Repeat every line exactly, keeping the pictures out of the copy.

━━━━━ Extracted material

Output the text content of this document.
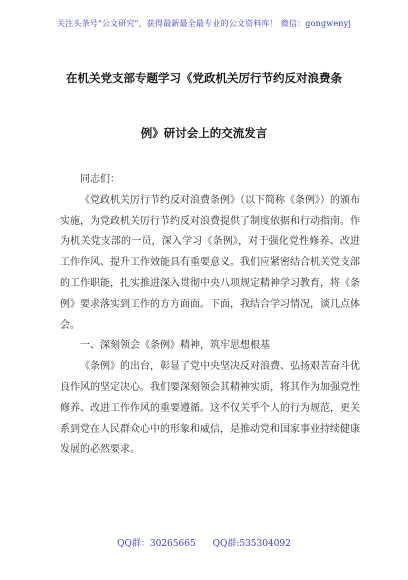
关注头条号"公文研究"，获得最新最全最专业的公文资料库！ 微信：gongwenyj
在机关党支部专题学习《党政机关厉行节约反对浪费条
例》研讨会上的交流发言

同志们：

《党政机关厉行节约反对浪费条例》（以下简称《条例》）的颁布实施，为党政机关厉行节约反对浪费提供了制度依据和行动指南。作为机关党支部的一员，深入学习《条例》，对于强化党性修养、改进工作作风、提升工作效能具有重要意义。我们应紧密结合机关党支部的工作职能，扎实推进深入贯彻中央八项规定精神学习教育，将《条例》要求落实到工作的方方面面。下面，我结合学习情况，谈几点体会。

一、深刻领会《条例》精神，筑牢思想根基

《条例》的出台，彰显了党中央坚决反对浪费、弘扬艰苦奋斗优良作风的坚定决心。我们要深刻领会其精神实质，将其作为加强党性修养、改进工作作风的重要遵循。这不仅关乎个人的行为规范，更关系到党在人民群众心中的形象和威信，是推动党和国家事业持续健康发展的必然要求。

QQ群：30265665 QQ群:535304092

━━━━━━━━━━

• _Correct response_
Output the text content of this document.
关注头条号"公文研究"，获得最新最全最专业的公文资料库！ 微信：gongwenyj
在机关党支部专题学习《党政机关厉行节约反对浪费条
例》研讨会上的交流发言

同志们：

《党政机关厉行节约反对浪费条例》（以下简称《条例》）的颁布实施，为党政机关厉行节约反对浪费提供了制度依据和行动指南。作为机关党支部的一员，深入学习《条例》，对于强化党性修养、改进工作作风、提升工作效能具有重要意义。我们应紧密结合机关党支部的工作职能，扎实推进深入贯彻中央八项规定精神学习教育，将《条例》要求落实到工作的方方面面。下面，我结合学习情况，谈几点体会。

一、深刻领会《条例》精神，筑牢思想根基

《条例》的出台，彰显了党中央坚决反对浪费、弘扬艰苦奋斗优良作风的坚定决心。我们要深刻领会其精神实质，将其作为加强党性修养、改进工作作风的重要遵循。这不仅关乎个人的行为规范，更关系到党在人民群众心中的形象和威信，是推动党和国家事业持续健康发展的必然要求。

QQ群：30265665 QQ群:535304092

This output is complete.